Assignment
Look down the entries below and report how many lines hold the string "öffentlichen"; write nothing else.

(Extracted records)
· · ·
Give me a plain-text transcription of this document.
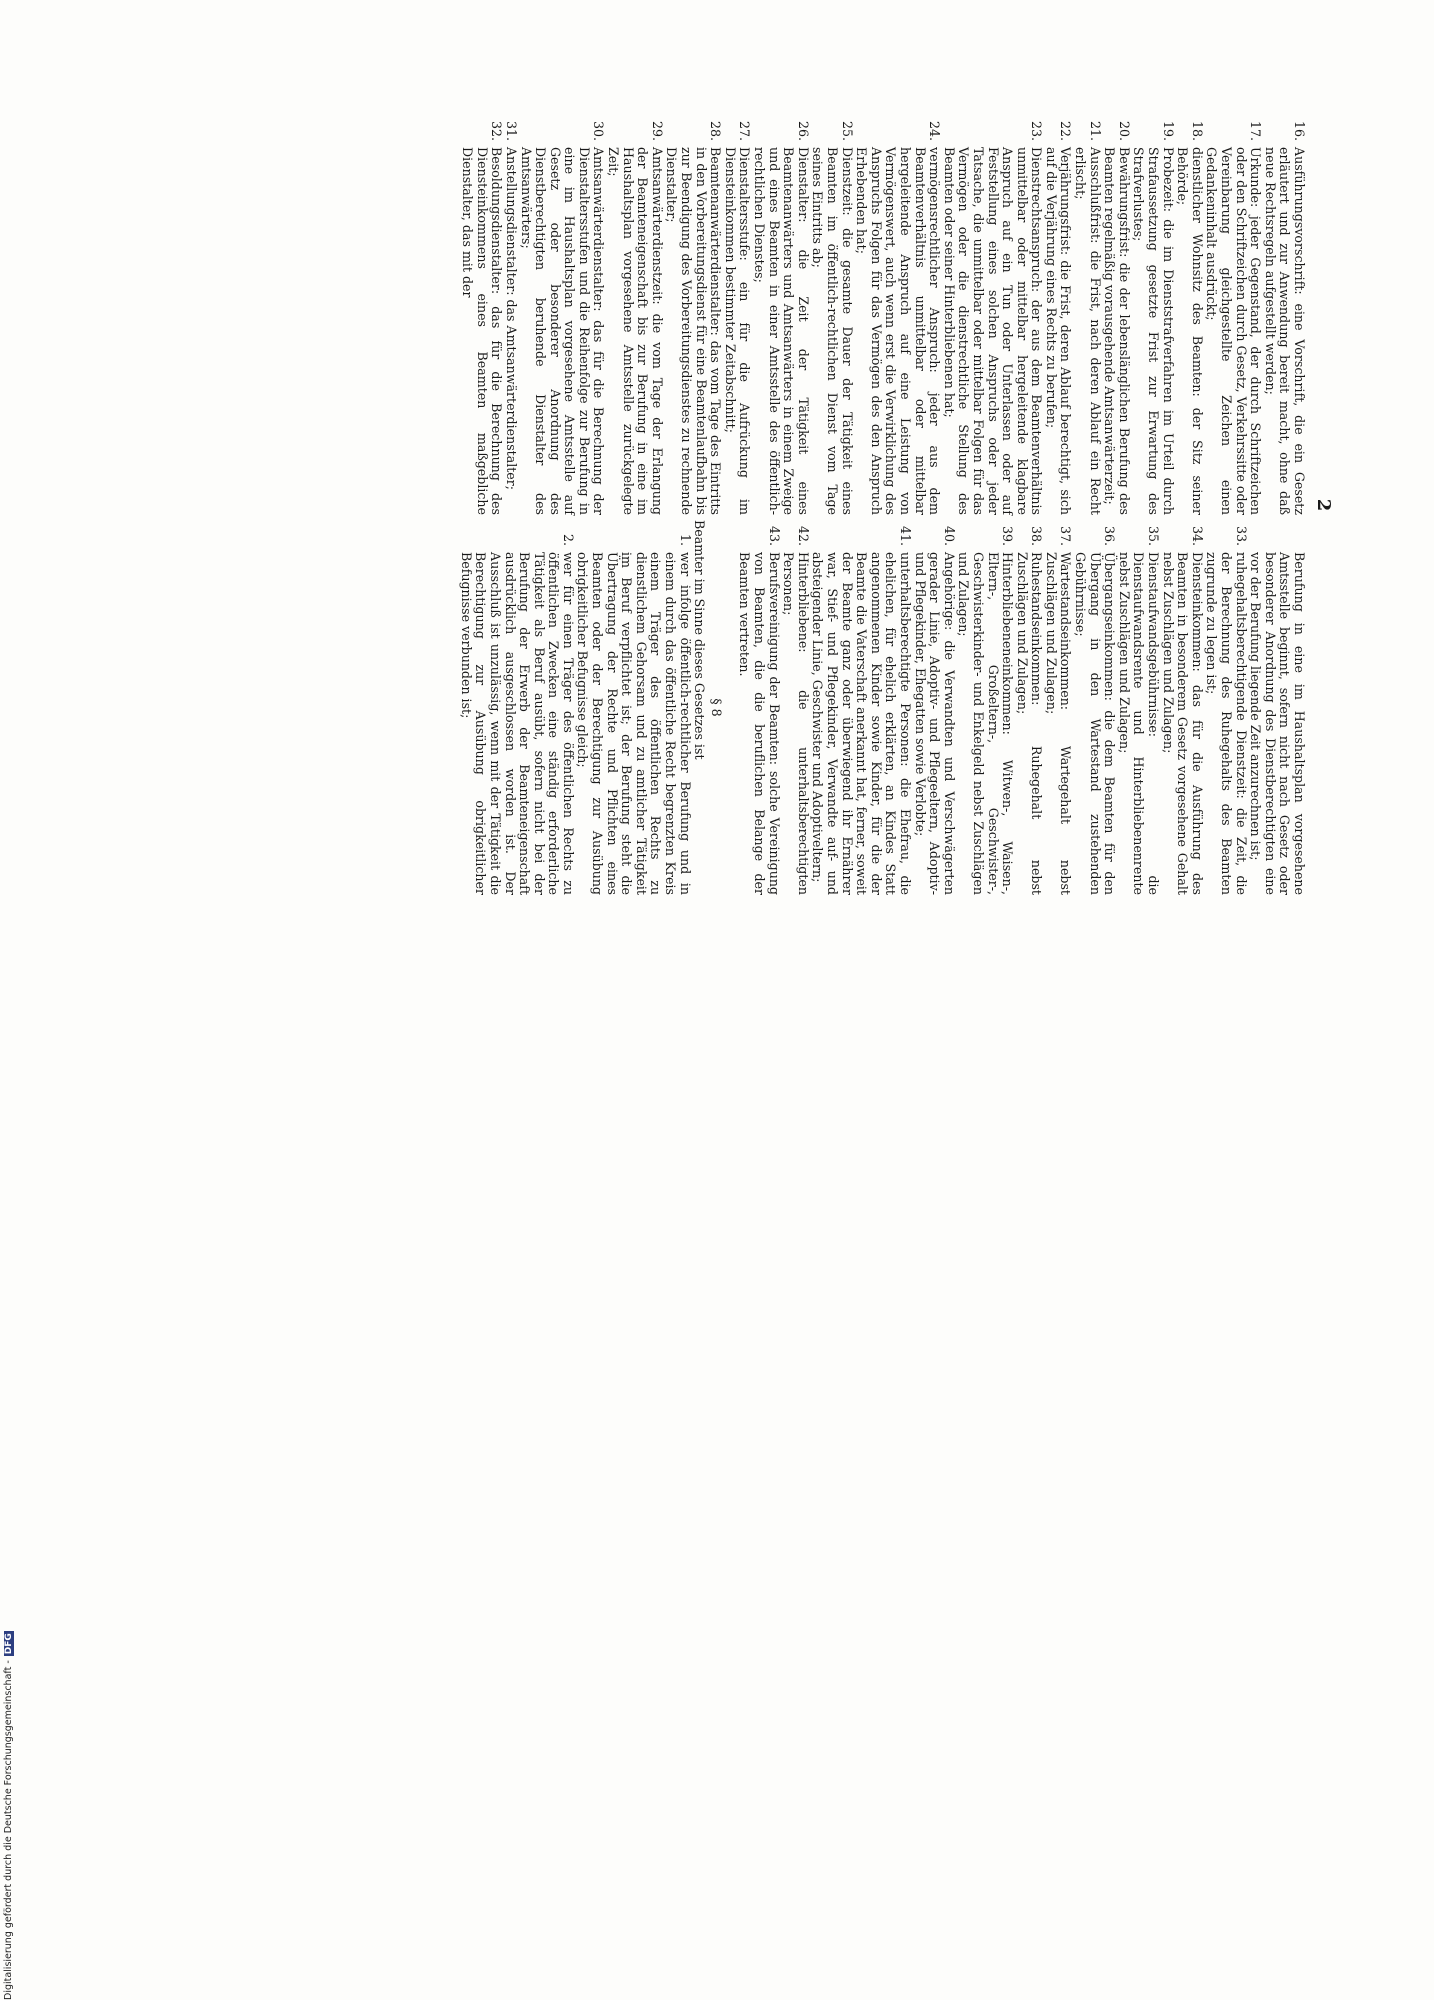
2
16.
Ausführungsvorschrift: eine Vorschrift, die ein Gesetz erläutert und zur Anwendung bereit macht, ohne daß neue Rechtsregeln aufgestellt werden;
17.
Urkunde: jeder Gegenstand, der durch Schriftzeichen oder den Schriftzeichen durch Gesetz, Verkehrssitte oder Vereinbarung gleichgestellte Zeichen einen Gedankeninhalt ausdrückt;
18.
dienstlicher Wohnsitz des Beamten: der Sitz seiner Behörde;
19.
Probezeit: die im Dienststrafverfahren im Urteil durch Strafaussetzung gesetzte Frist zur Erwartung des Strafverlustes;
20.
Bewährungsfrist: die der lebenslänglichen Berufung des Beamten regelmäßig vorausgehende Amtsanwärterzeit;
21.
Ausschlußfrist: die Frist, nach deren Ablauf ein Recht erlischt;
22.
Verjährungsfrist: die Frist, deren Ablauf berechtigt, sich auf die Verjährung eines Rechts zu berufen;
23.
Dienstrechtsanspruch: der aus dem Beamtenverhältnis unmittelbar oder mittelbar hergeleitende klagbare Anspruch auf ein Tun oder Unterlassen oder auf Feststellung eines solchen Anspruchs oder jeder Tatsache, die unmittelbar oder mittelbar Folgen für das Vermögen oder die dienstrechtliche Stellung des Beamten oder seiner Hinterbliebenen hat;
24.
vermögensrechtlicher Anspruch: jeder aus dem Beamtenverhältnis unmittelbar oder mittelbar hergeleitende Anspruch auf eine Leistung von Vermögenswert, auch wenn erst die Verwirklichung des Anspruchs Folgen für das Vermögen des den Anspruch Erhebenden hat;
25.
Dienstzeit: die gesamte Dauer der Tätigkeit eines Beamten im öffentlich-rechtlichen Dienst vom Tage seines Eintritts ab;
26.
Dienstalter: die Zeit der Tätigkeit eines Beamtenanwärters und Amtsanwärters in einem Zweige und eines Beamten in einer Amtsstelle des öffentlich-rechtlichen Dienstes;
27.
Dienstaltersstufe: ein für die Aufrückung im Diensteinkommen bestimmter Zeitabschnitt;
28.
Beamtenanwärterdienstalter: das vom Tage des Eintritts in den Vorbereitungsdienst für eine Beamtenlaufbahn bis zur Beendigung des Vorbereitungsdienstes zu rechnende Dienstalter;
29.
Amtsanwärterdienstzeit: die vom Tage der Erlangung der Beamteneigenschaft bis zur Berufung in eine im Haushaltsplan vorgesehene Amtsstelle zurückgelegte Zeit;
30.
Amtsanwärterdienstalter: das für die Berechnung der Dienstaltersstufen und die Reihenfolge zur Berufung in eine im Haushaltsplan vorgesehene Amtsstelle auf Gesetz oder besonderer Anordnung des Dienstberechtigten beruhende Dienstalter des Amtsanwärters;
31.
Anstellungsdienstalter: das Amtsanwärterdienstalter;
32.
Besoldungsdienstalter: das für die Berechnung des Diensteinkommens eines Beamten maßgebliche Dienstalter, das mit der

Berufung in eine im Haushaltsplan vorgesehene Amtsstelle beginnt, sofern nicht nach Gesetz oder besonderer Anordnung des Dienstberechtigten eine vor der Berufung liegende Zeit anzurechnen ist;

33.
ruhegehaltsberechtigende Dienstzeit: die Zeit, die der Berechnung des Ruhegehalts des Beamten zugrunde zu legen ist;
34.
Diensteinkommen: das für die Ausführung des Beamten in besonderem Gesetz vorgesehene Gehalt nebst Zuschlägen und Zulagen;
35.
Dienstaufwandsgebührnisse: die Dienstaufwandsrente und Hinterbliebenenrente nebst Zuschlägen und Zulagen;
36.
Übergangseinkommen: die dem Beamten für den Übergang in den Wartestand zustehenden Gebührnisse;
37.
Wartestandseinkommen: Wartegehalt nebst Zuschlägen und Zulagen;
38.
Ruhestandseinkommen: Ruhegehalt nebst Zuschlägen und Zulagen;
39.
Hinterbliebeneneinkommen: Witwen-, Waisen-, Eltern-, Großeltern-, Geschwister-, Geschwisterkinder- und Enkelgeld nebst Zuschlägen und Zulagen;
40.
Angehörige: die Verwandten und Verschwägerten gerader Linie, Adoptiv- und Pflegeeltern, Adoptiv- und Pflegekinder, Ehegatten sowie Verlobte;
41.
unterhaltsberechtigte Personen: die Ehefrau, die ehelichen, für ehelich erklärten, an Kindes Statt angenommenen Kinder sowie Kinder, für die der Beamte die Vaterschaft anerkannt hat, ferner, soweit der Beamte ganz oder überwiegend ihr Ernährer war, Stief- und Pflegekinder, Verwandte auf- und absteigender Linie, Geschwister und Adoptiveltern;
42.
Hinterbliebene: die unterhaltsberechtigten Personen;
43.
Berufsvereinigung der Beamten: solche Vereinigung von Beamten, die die beruflichen Belange der Beamten vertreten.
§ 8

Beamter im Sinne dieses Gesetzes ist

1.
wer infolge öffentlich-rechtlicher Berufung und in einem durch das öffentliche Recht begrenzten Kreis einem Träger des öffentlichen Rechts zu dienstlichem Gehorsam und zu amtlicher Tätigkeit im Beruf verpflichtet ist; der Berufung steht die Übertragung der Rechte und Pflichten eines Beamten oder der Berechtigung zur Ausübung obrigkeitlicher Befugnisse gleich;
2.
wer für einen Träger des öffentlichen Rechts zu öffentlichen Zwecken eine ständig erforderliche Tätigkeit als Beruf ausübt, sofern nicht bei der Berufung der Erwerb der Beamteneigenschaft ausdrücklich ausgeschlossen worden ist. Der Ausschluß ist unzulässig, wenn mit der Tätigkeit die Berechtigung zur Ausübung obrigkeitlicher Befugnisse verbunden ist;
Digitalisierung gefördert durch die Deutsche Forschungsgemeinschaft -DFG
· · ·
Reply to the exercise
2